— Start Raw data —

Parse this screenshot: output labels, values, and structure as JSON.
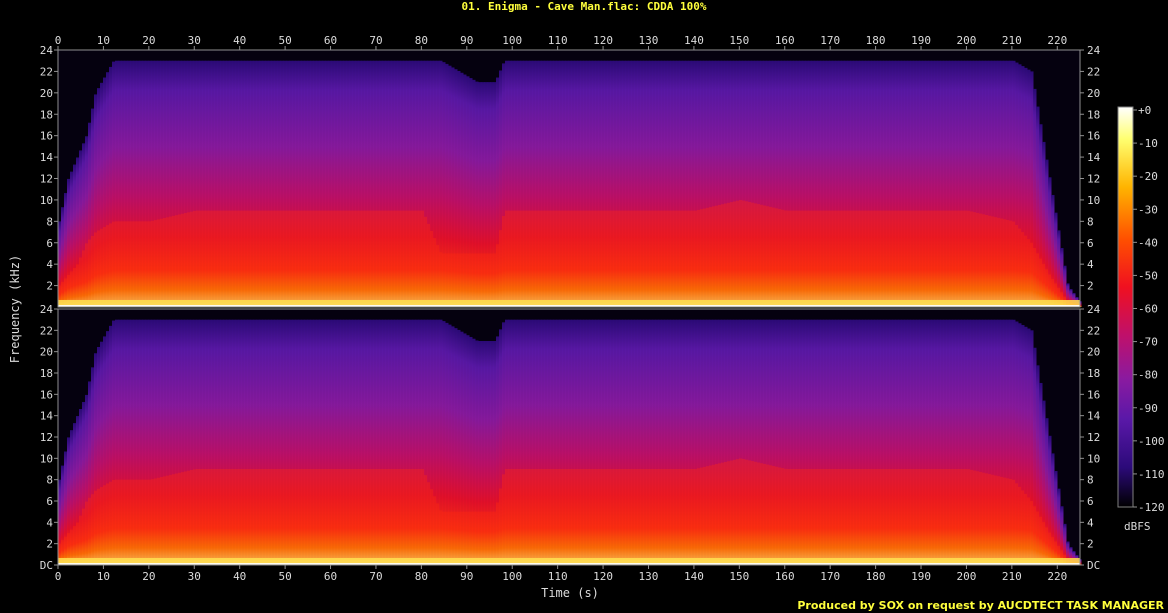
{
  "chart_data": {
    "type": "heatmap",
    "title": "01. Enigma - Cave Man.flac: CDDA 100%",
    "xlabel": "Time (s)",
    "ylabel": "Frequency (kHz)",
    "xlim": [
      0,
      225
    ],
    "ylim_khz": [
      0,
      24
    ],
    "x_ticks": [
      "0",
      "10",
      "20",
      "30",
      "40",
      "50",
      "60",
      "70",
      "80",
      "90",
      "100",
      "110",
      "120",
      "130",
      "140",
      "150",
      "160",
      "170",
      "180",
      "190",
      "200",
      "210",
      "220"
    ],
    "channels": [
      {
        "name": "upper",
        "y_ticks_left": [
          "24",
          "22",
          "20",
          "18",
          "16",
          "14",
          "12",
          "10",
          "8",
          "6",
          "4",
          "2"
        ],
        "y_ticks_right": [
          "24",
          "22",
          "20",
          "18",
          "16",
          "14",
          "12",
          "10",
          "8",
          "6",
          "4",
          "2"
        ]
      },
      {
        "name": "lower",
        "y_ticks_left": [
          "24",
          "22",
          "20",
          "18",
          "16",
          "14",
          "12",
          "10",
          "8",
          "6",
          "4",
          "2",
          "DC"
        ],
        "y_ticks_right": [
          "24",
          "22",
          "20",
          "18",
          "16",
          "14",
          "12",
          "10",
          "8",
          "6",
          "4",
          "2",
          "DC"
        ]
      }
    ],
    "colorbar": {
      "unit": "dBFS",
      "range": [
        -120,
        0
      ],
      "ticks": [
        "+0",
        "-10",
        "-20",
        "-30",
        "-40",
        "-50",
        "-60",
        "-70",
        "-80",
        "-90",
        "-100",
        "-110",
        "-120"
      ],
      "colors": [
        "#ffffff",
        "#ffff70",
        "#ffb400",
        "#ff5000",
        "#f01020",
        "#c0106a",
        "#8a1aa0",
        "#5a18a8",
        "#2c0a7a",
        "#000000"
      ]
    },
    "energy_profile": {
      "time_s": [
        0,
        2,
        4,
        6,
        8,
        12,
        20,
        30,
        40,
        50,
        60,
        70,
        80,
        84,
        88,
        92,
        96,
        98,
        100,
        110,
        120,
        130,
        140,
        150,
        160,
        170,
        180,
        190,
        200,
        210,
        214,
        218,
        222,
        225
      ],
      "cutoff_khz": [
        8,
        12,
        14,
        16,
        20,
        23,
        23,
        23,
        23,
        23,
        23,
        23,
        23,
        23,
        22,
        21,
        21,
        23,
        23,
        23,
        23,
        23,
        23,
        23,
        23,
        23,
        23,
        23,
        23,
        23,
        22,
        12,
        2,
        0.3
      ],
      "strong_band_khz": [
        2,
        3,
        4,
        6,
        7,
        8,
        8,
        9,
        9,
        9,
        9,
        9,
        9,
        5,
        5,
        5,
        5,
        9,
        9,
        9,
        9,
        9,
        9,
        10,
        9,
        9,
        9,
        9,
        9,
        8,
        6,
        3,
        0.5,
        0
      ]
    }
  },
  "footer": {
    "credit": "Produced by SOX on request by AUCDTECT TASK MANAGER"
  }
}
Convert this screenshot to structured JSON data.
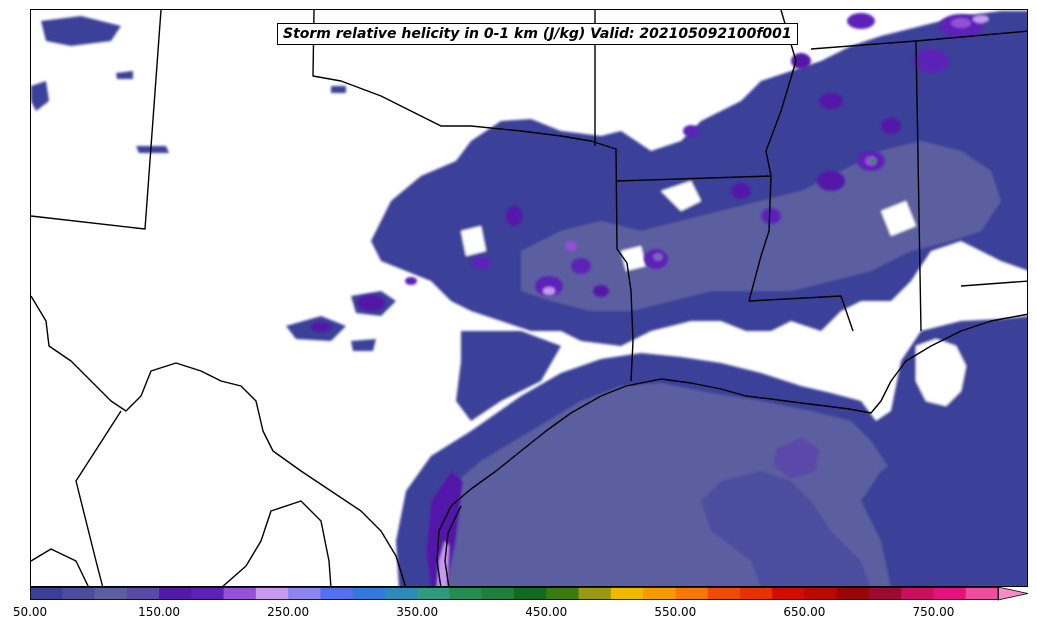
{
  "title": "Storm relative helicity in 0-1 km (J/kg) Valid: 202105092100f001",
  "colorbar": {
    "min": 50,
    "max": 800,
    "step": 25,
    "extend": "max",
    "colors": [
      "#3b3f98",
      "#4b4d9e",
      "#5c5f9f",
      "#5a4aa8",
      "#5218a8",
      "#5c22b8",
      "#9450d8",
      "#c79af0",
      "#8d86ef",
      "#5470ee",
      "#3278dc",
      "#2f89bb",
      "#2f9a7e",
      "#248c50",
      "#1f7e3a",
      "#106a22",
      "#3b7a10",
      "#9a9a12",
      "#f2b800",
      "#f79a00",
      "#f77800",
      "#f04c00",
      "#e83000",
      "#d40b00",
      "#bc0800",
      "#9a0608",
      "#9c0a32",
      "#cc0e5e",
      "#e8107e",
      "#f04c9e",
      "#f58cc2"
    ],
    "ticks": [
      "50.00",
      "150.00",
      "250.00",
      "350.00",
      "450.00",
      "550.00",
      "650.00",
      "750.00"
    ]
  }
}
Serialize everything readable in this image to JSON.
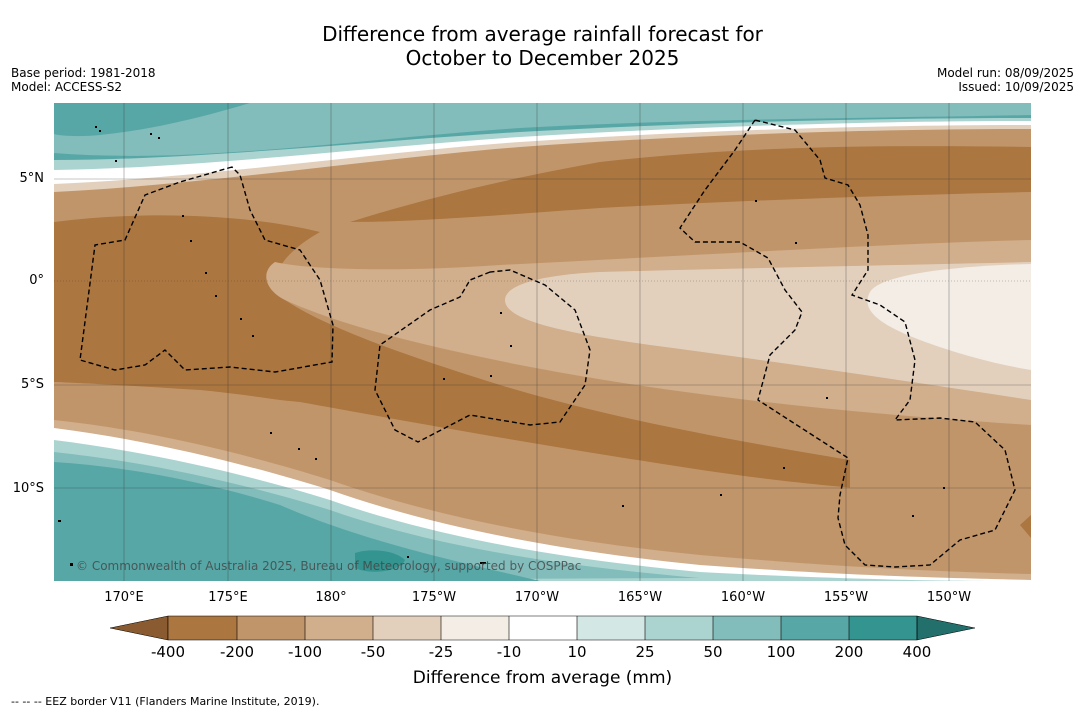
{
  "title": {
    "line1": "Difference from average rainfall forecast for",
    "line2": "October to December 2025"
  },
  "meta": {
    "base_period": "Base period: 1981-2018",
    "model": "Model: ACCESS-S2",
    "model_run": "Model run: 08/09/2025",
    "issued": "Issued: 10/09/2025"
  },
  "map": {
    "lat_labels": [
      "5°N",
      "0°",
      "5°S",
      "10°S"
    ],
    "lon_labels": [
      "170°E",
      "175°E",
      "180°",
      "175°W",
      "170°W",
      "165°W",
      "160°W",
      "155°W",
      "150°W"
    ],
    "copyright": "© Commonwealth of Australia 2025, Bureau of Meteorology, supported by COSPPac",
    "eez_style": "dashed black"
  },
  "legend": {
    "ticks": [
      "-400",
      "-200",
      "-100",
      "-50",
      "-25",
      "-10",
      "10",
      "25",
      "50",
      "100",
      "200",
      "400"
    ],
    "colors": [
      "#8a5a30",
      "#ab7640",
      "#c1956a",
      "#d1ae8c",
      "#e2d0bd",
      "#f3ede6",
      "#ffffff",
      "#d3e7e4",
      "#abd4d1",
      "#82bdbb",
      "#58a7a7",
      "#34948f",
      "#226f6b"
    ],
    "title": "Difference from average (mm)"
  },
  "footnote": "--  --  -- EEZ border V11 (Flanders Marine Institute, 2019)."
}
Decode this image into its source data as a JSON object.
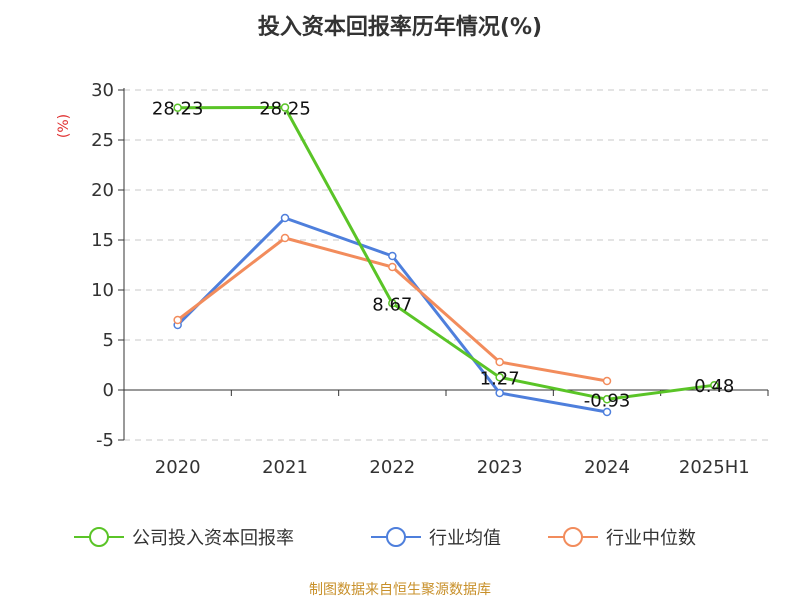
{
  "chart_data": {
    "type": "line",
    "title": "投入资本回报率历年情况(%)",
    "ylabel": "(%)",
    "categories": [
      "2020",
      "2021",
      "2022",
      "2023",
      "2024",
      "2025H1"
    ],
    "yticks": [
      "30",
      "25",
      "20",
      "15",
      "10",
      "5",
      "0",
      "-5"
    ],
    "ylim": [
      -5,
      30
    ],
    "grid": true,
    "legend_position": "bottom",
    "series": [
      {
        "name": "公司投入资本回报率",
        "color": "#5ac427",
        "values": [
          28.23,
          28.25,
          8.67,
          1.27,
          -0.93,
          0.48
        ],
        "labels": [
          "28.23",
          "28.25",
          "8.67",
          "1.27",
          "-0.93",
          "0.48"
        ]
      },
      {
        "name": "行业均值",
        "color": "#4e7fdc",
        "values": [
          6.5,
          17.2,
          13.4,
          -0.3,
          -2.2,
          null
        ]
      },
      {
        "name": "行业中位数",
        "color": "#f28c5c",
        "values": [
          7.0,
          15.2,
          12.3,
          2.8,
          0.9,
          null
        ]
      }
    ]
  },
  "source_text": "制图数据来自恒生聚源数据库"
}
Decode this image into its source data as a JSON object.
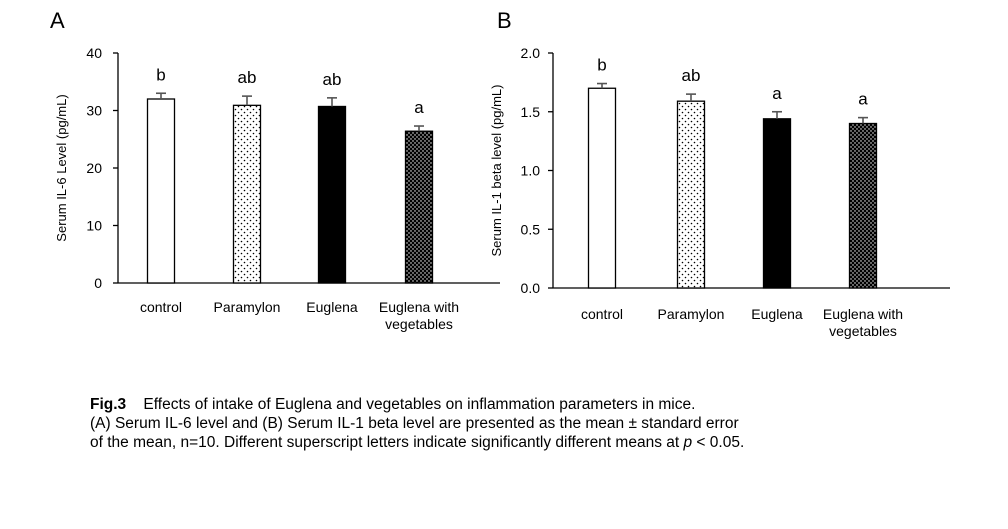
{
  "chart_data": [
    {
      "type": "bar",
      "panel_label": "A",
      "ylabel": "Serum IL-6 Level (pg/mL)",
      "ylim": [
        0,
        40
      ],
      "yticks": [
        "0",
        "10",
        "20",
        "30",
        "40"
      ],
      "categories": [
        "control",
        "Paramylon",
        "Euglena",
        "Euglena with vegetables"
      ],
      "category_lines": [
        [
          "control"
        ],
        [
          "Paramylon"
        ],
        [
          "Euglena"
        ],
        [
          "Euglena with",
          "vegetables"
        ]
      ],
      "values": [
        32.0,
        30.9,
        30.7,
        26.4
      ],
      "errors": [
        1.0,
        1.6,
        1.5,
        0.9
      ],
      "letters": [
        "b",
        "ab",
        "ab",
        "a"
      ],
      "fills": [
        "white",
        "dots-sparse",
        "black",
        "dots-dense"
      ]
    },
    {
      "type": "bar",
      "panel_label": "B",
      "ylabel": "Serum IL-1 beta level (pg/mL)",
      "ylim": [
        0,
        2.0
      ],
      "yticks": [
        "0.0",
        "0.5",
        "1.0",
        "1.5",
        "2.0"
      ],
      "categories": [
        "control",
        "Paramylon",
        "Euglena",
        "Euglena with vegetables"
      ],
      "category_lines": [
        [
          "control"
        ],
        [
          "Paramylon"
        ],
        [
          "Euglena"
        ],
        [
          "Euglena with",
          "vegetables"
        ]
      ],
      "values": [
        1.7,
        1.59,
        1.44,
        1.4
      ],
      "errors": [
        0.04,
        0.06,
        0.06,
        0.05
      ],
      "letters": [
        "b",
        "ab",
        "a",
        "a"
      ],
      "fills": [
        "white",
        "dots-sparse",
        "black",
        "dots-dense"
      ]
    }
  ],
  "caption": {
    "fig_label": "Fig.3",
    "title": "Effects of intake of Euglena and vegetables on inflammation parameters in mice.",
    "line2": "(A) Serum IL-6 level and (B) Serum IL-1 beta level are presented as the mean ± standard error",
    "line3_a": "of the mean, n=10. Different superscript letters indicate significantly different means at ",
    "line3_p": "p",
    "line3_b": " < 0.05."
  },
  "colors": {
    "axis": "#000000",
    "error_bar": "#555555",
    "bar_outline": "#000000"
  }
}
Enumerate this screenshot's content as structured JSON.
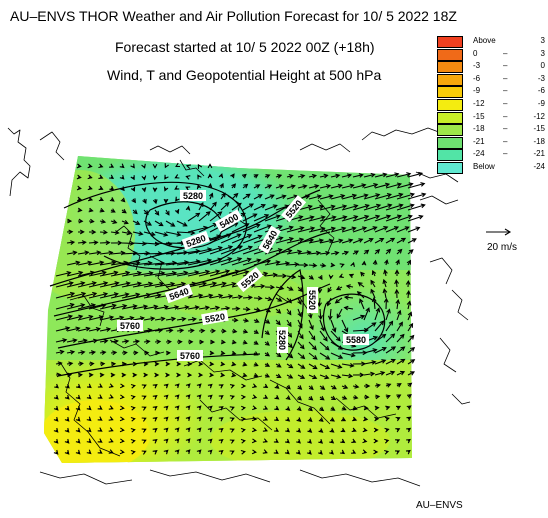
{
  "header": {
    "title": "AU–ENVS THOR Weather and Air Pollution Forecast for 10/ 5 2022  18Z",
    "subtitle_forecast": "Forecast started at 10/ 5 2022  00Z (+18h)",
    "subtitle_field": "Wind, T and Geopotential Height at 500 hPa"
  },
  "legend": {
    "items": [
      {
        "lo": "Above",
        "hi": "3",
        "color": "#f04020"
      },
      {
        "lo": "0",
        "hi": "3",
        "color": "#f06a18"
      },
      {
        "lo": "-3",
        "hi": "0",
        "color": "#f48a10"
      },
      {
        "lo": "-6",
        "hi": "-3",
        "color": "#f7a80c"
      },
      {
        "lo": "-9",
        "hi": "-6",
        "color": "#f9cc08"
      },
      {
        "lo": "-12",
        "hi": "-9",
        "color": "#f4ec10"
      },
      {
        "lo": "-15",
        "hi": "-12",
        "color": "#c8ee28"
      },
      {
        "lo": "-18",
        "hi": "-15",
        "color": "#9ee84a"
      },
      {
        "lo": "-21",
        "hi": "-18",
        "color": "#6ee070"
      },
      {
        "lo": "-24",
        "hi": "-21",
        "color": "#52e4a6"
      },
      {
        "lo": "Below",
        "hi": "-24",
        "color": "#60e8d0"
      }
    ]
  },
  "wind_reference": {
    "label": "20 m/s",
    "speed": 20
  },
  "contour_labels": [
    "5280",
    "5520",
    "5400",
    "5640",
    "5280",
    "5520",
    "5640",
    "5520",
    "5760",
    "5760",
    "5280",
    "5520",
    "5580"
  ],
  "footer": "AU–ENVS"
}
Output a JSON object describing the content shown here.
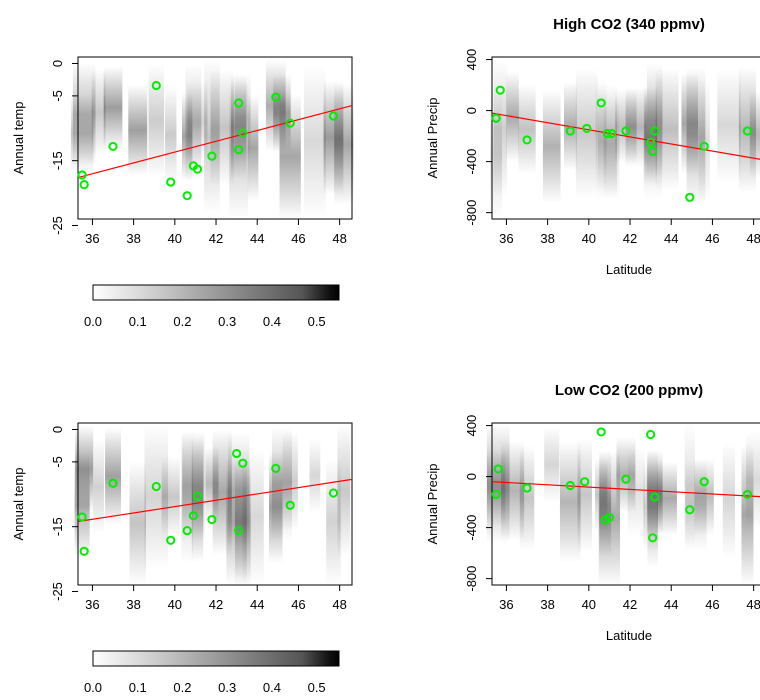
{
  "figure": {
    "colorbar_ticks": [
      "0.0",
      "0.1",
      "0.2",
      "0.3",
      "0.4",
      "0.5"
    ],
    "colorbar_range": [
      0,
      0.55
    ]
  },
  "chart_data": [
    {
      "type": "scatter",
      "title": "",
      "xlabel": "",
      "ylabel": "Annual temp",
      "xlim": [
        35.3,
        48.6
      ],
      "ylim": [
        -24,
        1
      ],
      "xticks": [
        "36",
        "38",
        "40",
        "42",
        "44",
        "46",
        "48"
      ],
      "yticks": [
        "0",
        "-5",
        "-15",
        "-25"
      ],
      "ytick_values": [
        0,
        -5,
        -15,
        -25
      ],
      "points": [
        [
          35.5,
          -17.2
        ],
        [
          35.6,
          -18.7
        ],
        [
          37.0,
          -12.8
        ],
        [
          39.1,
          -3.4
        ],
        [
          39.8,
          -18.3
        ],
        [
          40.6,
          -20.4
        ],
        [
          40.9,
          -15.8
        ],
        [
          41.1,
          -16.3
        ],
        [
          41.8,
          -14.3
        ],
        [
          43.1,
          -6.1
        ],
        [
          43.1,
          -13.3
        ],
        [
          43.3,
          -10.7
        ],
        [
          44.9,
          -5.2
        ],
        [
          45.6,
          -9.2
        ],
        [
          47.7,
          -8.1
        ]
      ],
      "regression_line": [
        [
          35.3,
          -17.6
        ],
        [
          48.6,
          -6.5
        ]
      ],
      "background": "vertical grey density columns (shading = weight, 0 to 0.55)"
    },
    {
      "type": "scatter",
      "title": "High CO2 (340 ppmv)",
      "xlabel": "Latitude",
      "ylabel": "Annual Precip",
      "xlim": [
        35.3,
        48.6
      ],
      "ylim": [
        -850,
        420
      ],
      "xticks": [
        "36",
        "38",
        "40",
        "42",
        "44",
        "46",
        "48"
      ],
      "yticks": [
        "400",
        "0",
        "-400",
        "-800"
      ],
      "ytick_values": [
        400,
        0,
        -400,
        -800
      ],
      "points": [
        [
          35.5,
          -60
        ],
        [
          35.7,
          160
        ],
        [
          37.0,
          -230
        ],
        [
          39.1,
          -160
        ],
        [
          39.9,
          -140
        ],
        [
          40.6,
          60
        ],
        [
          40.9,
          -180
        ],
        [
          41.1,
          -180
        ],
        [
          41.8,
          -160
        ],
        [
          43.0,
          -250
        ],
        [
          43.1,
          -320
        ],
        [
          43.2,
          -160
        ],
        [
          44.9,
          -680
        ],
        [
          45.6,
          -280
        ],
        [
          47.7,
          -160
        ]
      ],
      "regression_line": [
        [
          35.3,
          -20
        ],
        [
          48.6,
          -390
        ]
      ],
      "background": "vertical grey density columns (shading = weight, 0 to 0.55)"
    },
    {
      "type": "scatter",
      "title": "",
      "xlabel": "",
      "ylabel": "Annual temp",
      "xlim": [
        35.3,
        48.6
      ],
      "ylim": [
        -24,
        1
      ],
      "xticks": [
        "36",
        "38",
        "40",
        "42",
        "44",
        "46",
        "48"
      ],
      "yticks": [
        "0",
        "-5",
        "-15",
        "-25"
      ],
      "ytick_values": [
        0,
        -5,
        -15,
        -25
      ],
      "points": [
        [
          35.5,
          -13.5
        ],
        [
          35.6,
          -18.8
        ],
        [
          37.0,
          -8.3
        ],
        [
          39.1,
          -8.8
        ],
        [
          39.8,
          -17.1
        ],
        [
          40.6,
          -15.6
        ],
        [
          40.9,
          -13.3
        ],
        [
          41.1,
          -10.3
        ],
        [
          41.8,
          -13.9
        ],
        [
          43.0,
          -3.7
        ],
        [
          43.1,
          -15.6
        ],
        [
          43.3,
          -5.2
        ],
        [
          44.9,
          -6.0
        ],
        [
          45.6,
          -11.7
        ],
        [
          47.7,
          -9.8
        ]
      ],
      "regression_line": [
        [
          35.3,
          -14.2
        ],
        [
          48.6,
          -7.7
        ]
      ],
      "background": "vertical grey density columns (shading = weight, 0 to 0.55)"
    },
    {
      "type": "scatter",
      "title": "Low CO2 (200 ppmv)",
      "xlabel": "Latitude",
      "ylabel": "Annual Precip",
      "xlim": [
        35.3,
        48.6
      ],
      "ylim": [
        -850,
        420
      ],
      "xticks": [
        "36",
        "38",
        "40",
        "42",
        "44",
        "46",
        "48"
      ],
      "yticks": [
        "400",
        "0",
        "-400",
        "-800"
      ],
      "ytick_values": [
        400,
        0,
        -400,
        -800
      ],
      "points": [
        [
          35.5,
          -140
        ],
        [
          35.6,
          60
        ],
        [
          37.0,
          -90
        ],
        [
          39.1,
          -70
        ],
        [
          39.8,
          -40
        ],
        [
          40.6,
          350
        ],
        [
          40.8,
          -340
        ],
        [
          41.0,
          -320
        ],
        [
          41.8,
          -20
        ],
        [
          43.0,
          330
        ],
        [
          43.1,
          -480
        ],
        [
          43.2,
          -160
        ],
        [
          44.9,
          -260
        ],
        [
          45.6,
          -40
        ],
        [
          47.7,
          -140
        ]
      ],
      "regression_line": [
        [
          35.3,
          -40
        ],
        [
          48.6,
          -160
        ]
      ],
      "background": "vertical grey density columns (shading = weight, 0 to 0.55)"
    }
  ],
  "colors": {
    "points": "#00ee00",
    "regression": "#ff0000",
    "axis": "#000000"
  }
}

— End Raw data —

# Exercise prompt
Filter the data, keeping only the lines that contain "content".

# The completed task
Enumerate this screenshot's content as structured JSON.
Output a JSON object describing the content shown here.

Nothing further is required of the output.